▶ QUESTIONS SUR L'EXTRAIT
**A.** D'après l'extrait, comment Paul Chemetov a-t-il vécu le coup de Prague en 1968 ?
**B.** Relevez dans l'extrait le passage compris entre « Conversation 4 - Politique » et « justifie ce choix. », bornes incluses.
***** EXTRAIT CHOISI
Conversation 3 - L’œuvre
Dans cette troisième conversation, Paul Chemetov montre combien l’écriture et l’architecture sont indissociables pour bien construire et insiste sur le respect de l’existant.
«L’architecture ne change pas tout, mais elle aide à transformer le monde. L’architecte n’est pas un artiste, mais l’architecture est certainement un art».
«Tous les architectes qui entendent, par leurs œuvres, modeler la réalité ont recours à l’écriture comme accompagnement permanent».
«Il ne faut pas être exterminateur envers l’existant. Qu’on le veuille ou non, on vit dans un monde d’objets divers. Acceptons-le!».
«Il faut se montrer capable de réveiller ce qui est présent dans le passé».
«J’ai commencé dans la reconstruction, ce qui m’a beaucoup marqué. Même en intervenant avec des idées nouvelles, nous avions toujours l’optique de maintenir ce que nous découvrions».

Conversation 4 - Politique
Il a beaucoup été reproché à Paul Chemetov d’avoir été communiste. Dans cette conversation, il éclaire et justifie ce choix.
«L’humanité vit en société - de plus en plus urbaine - dans laquelle, depuis l’âge démocratique, l’architecture s’occupe de tout: logement, écoles, hôpitaux, maisons de culture et de loisirs, bâtiments industriels».
«Ce qui fait la justification de l’action politique ou architecturale, c’est un projet».
«Je suis resté militant communiste jusqu’aux années 60. J’ai vécu le coup de Prague en 1968 comme la fin d’un fol espoir».
«Le progrès, ce n’est pas toujours plus, c’est sans doute désespérément mieux».
«Le communisme est le nom archaïque de quelque chose qui portera un autre nom quand cela adviendra».
**********
***** DONNÉES DE L'EXERCICE
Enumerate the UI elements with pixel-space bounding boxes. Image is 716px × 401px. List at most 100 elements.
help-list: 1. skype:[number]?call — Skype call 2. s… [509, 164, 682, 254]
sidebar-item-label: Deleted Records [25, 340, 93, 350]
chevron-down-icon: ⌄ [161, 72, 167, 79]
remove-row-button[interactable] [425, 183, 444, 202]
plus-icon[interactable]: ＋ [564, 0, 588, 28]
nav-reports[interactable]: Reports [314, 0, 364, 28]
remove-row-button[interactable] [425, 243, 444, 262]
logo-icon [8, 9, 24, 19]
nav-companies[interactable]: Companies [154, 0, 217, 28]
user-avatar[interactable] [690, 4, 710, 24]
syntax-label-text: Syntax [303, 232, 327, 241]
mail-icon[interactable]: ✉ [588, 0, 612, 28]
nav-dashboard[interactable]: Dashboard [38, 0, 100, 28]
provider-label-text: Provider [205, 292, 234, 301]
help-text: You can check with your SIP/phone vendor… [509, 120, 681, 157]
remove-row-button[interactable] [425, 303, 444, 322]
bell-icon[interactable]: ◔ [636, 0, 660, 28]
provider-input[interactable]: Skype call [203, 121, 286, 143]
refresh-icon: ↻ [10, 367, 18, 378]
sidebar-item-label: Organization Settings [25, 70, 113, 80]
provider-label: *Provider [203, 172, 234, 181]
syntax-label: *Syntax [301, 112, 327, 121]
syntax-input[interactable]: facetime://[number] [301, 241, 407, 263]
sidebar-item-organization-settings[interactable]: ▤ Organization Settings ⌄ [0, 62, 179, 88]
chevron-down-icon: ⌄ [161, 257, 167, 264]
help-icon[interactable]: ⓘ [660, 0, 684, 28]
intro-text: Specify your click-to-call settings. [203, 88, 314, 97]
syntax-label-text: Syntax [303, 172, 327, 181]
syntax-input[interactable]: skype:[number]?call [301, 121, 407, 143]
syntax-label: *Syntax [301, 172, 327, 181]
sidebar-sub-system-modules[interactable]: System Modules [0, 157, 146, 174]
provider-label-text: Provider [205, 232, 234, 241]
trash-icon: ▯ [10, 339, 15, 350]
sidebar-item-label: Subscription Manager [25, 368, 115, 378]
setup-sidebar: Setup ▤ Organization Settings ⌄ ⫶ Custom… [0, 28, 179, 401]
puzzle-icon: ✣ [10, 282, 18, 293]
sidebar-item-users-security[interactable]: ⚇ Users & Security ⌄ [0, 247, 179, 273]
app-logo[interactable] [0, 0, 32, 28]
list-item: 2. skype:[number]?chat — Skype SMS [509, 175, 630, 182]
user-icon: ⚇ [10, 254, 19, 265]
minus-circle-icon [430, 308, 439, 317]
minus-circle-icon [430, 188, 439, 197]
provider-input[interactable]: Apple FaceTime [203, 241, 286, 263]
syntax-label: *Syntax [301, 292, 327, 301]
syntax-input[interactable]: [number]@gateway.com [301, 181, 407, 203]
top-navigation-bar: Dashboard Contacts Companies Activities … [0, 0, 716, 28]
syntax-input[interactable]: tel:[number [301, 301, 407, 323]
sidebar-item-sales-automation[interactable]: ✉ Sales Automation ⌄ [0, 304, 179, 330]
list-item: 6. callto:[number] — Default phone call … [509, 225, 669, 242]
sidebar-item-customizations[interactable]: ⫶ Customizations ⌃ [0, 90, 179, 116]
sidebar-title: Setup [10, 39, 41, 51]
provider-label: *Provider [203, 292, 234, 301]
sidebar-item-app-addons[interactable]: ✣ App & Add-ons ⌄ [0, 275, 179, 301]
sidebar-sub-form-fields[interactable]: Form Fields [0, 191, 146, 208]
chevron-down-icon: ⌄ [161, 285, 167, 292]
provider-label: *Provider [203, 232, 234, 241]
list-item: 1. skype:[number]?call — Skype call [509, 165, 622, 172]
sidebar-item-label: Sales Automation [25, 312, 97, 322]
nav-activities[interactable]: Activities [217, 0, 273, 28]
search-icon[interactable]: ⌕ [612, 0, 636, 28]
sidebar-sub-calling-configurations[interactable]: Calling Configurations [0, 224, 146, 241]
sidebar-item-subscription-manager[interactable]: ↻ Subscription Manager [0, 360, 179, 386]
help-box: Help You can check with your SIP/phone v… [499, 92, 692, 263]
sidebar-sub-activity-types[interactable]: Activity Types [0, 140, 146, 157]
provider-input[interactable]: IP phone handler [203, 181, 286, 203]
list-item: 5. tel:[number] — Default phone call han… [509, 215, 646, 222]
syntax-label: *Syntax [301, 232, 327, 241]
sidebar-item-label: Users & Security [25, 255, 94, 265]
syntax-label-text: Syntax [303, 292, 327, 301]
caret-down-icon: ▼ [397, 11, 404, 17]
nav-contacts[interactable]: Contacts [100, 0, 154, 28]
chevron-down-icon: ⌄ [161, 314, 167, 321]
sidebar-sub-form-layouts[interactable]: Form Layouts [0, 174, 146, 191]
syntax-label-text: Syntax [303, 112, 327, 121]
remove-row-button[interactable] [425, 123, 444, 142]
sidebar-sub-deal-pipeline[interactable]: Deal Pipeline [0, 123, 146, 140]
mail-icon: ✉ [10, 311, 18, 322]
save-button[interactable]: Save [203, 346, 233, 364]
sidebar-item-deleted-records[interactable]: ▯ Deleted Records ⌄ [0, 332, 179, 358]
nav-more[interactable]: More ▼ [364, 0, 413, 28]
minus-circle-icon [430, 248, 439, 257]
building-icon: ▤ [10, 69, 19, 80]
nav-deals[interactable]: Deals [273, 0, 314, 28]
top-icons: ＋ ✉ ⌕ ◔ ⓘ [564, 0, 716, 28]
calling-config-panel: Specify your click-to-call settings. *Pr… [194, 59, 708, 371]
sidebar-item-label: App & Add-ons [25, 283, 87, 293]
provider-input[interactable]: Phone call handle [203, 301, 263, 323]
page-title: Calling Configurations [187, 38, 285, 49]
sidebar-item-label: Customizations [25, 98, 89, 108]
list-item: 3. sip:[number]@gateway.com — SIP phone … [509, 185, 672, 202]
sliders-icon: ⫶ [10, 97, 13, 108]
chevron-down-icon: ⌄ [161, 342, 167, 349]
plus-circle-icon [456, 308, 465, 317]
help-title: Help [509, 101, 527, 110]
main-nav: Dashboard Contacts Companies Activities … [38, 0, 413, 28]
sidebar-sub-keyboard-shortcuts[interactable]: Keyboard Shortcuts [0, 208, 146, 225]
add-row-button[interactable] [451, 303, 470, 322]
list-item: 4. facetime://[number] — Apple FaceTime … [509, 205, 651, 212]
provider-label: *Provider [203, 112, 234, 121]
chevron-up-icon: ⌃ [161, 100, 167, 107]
**********
▶ RÉPONSES ATTENDUES
**A.** Comme la fin d'un fol espoir.

**B.**
Conversation 4 - Politique
Il a beaucoup été reproché à Paul Chemetov d’avoir été communiste. Dans cette conversation, il éclaire et justifie ce choix.